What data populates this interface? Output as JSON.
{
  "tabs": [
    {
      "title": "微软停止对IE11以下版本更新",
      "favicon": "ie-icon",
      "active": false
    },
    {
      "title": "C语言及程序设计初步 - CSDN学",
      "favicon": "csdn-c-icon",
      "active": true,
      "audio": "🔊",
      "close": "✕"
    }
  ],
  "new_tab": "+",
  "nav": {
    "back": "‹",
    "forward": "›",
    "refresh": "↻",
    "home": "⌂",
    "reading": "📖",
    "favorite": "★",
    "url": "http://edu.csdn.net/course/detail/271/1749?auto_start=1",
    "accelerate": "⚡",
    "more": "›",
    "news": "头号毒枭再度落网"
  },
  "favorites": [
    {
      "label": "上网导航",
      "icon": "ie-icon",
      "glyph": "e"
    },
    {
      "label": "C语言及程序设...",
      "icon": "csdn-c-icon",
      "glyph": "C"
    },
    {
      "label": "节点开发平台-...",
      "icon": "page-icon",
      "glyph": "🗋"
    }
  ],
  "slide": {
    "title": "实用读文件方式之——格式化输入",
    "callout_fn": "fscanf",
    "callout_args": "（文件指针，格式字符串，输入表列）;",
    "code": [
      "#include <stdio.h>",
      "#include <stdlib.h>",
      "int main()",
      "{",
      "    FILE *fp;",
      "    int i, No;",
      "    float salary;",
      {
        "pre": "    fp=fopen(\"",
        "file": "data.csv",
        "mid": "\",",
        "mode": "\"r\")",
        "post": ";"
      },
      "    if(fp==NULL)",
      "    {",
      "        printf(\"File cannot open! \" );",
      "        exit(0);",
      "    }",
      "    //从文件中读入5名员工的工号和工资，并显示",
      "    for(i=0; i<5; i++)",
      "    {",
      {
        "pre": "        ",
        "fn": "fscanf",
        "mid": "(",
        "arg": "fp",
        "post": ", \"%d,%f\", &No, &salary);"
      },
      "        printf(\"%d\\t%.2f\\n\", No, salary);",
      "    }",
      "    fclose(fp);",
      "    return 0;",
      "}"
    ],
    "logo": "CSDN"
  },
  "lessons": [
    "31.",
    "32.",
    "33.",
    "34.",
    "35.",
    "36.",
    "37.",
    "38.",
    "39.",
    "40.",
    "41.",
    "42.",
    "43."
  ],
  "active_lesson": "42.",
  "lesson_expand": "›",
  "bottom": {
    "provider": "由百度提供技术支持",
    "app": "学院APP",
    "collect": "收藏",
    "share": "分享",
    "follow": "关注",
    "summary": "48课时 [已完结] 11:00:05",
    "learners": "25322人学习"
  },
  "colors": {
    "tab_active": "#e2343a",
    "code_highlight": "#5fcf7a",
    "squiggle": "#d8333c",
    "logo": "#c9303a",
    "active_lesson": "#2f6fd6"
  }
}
★ ★ ★ ★
Pull every line containing the word "data" out of the material.

What data populates this interface? Output as JSON.
        "file": "data.csv",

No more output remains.